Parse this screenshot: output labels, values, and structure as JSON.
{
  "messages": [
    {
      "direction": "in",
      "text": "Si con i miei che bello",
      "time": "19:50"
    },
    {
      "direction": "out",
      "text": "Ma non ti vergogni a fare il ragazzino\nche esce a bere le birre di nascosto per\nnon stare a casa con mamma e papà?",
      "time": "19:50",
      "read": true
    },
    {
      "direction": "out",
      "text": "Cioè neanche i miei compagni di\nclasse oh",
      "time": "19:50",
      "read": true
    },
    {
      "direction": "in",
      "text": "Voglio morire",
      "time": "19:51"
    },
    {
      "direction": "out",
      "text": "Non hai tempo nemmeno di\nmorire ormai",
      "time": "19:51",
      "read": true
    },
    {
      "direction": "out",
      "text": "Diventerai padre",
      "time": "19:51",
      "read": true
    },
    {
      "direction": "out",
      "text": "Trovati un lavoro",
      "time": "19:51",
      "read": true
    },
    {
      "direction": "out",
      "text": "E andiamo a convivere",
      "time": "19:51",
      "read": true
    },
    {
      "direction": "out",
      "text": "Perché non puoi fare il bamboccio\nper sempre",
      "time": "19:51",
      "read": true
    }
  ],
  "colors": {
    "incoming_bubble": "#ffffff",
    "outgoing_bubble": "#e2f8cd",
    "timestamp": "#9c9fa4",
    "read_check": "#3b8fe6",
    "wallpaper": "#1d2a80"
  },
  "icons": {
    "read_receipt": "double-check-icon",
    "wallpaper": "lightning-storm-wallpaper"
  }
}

=======

▸ **STATED GOAL**: Every record shown above must be echoed exactly.

▸ **OUTPUT FOR THIS TASK**:
Parse this screenshot: output labels, values, and structure as JSON.
{
  "messages": [
    {
      "direction": "in",
      "text": "Si con i miei che bello",
      "time": "19:50"
    },
    {
      "direction": "out",
      "text": "Ma non ti vergogni a fare il ragazzino\nche esce a bere le birre di nascosto per\nnon stare a casa con mamma e papà?",
      "time": "19:50",
      "read": true
    },
    {
      "direction": "out",
      "text": "Cioè neanche i miei compagni di\nclasse oh",
      "time": "19:50",
      "read": true
    },
    {
      "direction": "in",
      "text": "Voglio morire",
      "time": "19:51"
    },
    {
      "direction": "out",
      "text": "Non hai tempo nemmeno di\nmorire ormai",
      "time": "19:51",
      "read": true
    },
    {
      "direction": "out",
      "text": "Diventerai padre",
      "time": "19:51",
      "read": true
    },
    {
      "direction": "out",
      "text": "Trovati un lavoro",
      "time": "19:51",
      "read": true
    },
    {
      "direction": "out",
      "text": "E andiamo a convivere",
      "time": "19:51",
      "read": true
    },
    {
      "direction": "out",
      "text": "Perché non puoi fare il bamboccio\nper sempre",
      "time": "19:51",
      "read": true
    }
  ],
  "colors": {
    "incoming_bubble": "#ffffff",
    "outgoing_bubble": "#e2f8cd",
    "timestamp": "#9c9fa4",
    "read_check": "#3b8fe6",
    "wallpaper": "#1d2a80"
  },
  "icons": {
    "read_receipt": "double-check-icon",
    "wallpaper": "lightning-storm-wallpaper"
  }
}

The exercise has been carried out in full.